## Direction
Give the number of lines that include the word "odds", nothing more.

## Record excerpts
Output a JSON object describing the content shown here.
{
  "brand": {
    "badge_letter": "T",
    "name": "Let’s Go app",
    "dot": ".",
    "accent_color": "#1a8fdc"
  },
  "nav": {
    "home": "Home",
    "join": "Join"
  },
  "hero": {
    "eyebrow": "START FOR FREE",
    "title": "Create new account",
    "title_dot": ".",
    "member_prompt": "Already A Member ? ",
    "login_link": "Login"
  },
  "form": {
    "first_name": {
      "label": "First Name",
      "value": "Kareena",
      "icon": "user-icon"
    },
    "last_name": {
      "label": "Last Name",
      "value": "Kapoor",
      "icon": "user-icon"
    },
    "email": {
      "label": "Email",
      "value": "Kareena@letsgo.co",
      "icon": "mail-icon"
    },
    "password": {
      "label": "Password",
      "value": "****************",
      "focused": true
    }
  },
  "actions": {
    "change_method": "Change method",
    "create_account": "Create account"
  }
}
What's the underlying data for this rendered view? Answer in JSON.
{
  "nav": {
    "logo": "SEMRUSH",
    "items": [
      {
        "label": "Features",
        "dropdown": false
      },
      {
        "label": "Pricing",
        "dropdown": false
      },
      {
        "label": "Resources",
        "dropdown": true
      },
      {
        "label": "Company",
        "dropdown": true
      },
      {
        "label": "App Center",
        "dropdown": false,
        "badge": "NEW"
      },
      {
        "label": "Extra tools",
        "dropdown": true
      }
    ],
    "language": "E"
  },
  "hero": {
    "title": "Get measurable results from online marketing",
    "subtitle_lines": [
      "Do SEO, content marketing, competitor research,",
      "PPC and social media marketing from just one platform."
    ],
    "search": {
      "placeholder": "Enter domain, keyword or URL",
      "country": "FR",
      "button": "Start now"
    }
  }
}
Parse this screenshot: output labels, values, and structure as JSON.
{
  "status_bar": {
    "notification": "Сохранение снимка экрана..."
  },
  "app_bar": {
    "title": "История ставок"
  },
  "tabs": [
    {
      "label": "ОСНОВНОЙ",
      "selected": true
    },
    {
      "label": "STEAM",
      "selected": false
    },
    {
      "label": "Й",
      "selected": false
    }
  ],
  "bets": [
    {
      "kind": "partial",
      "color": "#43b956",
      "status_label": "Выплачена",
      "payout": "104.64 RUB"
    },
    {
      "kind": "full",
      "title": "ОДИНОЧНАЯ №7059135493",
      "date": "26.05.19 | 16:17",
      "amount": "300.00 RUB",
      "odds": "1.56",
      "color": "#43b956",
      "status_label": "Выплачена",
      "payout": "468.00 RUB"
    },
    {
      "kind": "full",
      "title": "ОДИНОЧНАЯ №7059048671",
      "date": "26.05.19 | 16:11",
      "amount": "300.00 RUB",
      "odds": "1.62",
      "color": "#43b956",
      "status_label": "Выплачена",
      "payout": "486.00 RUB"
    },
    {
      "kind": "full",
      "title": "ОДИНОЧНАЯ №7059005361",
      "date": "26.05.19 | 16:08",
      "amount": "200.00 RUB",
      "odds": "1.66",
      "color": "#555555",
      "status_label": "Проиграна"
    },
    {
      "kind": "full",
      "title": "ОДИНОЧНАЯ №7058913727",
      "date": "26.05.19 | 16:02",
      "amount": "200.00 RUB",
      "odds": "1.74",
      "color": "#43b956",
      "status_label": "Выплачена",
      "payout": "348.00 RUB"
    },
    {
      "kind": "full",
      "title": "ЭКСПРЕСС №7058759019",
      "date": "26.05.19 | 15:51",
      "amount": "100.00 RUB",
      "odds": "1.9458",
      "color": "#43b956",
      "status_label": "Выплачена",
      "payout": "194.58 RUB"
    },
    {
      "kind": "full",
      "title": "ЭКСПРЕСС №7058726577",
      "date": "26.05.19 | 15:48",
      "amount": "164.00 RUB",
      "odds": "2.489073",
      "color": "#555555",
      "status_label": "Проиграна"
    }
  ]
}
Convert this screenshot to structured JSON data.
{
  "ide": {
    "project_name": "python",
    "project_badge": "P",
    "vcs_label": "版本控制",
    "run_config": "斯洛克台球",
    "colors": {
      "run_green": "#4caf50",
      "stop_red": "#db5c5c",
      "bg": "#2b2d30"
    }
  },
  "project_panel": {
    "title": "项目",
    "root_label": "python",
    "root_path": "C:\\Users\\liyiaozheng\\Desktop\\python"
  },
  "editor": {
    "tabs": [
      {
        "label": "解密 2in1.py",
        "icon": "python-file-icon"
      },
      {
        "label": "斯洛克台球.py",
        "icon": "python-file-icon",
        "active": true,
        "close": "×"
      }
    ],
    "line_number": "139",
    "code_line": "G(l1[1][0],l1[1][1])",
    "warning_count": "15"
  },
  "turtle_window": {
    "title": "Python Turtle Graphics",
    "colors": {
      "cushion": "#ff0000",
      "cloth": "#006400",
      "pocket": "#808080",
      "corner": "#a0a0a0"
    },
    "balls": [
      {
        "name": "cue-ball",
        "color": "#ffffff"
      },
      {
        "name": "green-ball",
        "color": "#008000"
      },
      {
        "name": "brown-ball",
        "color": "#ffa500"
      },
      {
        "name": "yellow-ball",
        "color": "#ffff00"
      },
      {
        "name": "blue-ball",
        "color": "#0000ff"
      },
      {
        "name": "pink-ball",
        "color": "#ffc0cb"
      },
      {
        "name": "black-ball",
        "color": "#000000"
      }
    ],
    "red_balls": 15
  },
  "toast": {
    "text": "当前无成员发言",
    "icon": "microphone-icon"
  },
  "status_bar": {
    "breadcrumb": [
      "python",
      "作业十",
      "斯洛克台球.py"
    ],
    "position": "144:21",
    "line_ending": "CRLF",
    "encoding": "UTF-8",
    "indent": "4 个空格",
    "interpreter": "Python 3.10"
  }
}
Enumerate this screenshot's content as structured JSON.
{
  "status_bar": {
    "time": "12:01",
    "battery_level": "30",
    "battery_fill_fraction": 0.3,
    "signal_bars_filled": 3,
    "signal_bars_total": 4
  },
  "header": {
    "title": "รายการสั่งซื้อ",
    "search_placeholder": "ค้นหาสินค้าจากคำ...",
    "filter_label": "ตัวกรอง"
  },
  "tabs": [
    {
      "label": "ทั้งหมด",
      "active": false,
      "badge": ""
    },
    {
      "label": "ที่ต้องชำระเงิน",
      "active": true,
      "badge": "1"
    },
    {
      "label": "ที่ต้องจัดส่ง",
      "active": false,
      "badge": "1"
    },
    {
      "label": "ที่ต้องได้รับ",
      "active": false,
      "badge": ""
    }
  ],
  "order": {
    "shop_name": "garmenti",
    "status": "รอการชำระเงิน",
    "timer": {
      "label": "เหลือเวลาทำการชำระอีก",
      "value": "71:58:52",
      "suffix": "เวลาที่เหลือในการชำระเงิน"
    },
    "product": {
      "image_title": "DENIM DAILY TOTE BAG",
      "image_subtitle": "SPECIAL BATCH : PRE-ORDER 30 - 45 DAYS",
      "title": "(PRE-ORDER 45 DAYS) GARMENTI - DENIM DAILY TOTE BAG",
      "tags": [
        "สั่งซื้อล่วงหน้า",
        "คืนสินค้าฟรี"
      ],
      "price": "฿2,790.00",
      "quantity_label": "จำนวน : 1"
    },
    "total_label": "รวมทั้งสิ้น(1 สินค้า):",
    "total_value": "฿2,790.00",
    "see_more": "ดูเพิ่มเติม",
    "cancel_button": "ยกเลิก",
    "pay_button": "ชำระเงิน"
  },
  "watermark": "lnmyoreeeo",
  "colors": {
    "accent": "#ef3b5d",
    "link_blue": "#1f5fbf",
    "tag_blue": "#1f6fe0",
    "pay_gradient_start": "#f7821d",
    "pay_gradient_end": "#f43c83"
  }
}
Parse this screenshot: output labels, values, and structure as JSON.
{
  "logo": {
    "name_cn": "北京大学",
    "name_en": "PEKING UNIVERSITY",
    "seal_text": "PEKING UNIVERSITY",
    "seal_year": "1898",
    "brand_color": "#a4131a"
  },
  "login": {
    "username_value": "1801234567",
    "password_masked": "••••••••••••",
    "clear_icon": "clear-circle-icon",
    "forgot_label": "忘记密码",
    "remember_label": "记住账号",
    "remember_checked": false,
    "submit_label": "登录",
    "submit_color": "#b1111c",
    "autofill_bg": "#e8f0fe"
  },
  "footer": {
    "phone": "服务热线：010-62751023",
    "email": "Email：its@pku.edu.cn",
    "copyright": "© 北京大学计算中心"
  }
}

## Exercise response
6